**PASSAGE TO READ:**
+--

I hope I'm not asking too many questions.  I'd like to address this in
my paper, because I think it can be a stumbling block for people as they re-create old memories on the page.

I did google winter counts, such a fascinating concept and a great idea
for a writing prompt.  Have you written other "winter counts?"

Jerry Kruger is a great name, real or not!

And I agree, Whidbey is a wonderful place to retreat to for our writing
residencies.  we are lucky.

Thanks so much again,

Janet

 
I guess I was still flattered, I guess, because a few days later, I wrote Janet back this e-mail:


Hi, Janet,

Well, as you no doubt know, as you crack open a scene, and think and imagine yourself or your characters deeper and deeper into the particular time and place and action of the situation of your scene, you are apt find out more and more and, in the case of memoir, to remember more and more, as well.

+--

**INFORMATION PROVIDED:**
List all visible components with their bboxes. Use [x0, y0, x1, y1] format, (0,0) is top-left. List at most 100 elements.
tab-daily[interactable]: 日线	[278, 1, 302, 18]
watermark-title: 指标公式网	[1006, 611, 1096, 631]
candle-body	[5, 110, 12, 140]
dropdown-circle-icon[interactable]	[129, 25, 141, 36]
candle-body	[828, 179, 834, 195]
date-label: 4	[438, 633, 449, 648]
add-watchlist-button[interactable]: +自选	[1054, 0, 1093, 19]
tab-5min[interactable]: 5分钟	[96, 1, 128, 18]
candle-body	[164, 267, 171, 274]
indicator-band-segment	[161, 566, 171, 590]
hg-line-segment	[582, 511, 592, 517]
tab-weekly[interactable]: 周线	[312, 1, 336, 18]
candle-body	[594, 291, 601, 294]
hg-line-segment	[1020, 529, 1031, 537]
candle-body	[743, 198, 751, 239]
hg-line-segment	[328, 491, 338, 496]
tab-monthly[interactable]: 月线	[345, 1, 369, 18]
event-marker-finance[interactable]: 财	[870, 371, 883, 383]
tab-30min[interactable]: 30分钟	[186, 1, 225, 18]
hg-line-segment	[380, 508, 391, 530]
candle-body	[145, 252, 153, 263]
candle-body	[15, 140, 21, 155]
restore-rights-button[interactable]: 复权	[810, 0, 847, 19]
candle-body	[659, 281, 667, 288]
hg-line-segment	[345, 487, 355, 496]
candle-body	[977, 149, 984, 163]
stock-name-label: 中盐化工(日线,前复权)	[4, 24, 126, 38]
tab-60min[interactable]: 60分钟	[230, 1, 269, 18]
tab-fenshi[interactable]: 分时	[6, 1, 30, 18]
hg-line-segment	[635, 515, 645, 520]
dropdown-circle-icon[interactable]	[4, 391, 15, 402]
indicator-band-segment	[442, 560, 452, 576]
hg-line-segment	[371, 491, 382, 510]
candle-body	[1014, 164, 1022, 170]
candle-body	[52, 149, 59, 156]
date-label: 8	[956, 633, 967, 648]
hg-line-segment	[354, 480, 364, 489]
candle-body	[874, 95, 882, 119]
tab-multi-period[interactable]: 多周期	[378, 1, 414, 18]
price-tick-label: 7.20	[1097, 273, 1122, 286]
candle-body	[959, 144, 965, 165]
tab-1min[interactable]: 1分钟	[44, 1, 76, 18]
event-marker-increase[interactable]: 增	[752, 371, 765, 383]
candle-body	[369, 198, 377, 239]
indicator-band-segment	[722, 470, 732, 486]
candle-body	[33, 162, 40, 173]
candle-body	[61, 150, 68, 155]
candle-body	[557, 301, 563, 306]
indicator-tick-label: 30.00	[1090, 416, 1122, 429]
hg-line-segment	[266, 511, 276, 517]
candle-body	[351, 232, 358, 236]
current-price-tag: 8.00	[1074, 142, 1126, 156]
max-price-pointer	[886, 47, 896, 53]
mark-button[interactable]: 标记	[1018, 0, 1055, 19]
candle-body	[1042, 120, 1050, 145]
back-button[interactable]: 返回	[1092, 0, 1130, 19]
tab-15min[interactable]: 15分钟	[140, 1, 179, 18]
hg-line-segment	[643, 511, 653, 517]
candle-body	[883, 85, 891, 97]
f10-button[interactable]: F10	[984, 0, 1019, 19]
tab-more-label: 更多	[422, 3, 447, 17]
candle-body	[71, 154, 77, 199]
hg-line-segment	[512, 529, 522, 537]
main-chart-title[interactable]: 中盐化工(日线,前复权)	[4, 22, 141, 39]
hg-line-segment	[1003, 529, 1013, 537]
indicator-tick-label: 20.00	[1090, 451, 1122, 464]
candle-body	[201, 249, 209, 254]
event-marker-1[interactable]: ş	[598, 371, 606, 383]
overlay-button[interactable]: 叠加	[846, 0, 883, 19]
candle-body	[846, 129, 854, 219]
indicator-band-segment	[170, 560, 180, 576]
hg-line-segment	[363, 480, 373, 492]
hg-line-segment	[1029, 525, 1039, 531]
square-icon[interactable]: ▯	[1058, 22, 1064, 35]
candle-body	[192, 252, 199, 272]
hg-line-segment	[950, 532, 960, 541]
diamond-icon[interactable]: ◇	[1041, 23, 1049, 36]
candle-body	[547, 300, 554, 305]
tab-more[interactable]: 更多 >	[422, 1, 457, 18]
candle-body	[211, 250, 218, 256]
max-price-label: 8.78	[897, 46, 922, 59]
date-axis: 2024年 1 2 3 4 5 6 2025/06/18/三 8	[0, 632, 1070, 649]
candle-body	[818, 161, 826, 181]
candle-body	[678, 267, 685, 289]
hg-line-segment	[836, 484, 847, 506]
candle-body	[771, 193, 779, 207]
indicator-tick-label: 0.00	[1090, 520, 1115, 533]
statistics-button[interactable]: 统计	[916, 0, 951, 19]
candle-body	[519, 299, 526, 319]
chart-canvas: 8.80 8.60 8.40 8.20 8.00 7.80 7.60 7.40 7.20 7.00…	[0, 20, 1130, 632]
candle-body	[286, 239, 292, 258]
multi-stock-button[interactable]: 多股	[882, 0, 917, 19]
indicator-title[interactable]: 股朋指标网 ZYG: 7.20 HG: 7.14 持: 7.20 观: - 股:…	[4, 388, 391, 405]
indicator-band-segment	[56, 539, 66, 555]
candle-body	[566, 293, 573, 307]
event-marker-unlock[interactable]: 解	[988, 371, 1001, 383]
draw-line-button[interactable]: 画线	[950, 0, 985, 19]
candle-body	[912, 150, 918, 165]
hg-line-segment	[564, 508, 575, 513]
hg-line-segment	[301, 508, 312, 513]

+--

Copy out everything in the email exchange about memoir writing, from "I hope I'm not" down to "real or not!".

I hope I'm not asking too many questions.  I'd like to address this in
my paper, because I think it can be a stumbling block for people as they re-create old memories on the page.

I did google winter counts, such a fascinating concept and a great idea
for a writing prompt.  Have you written other "winter counts?"

Jerry Kruger is a great name, real or not!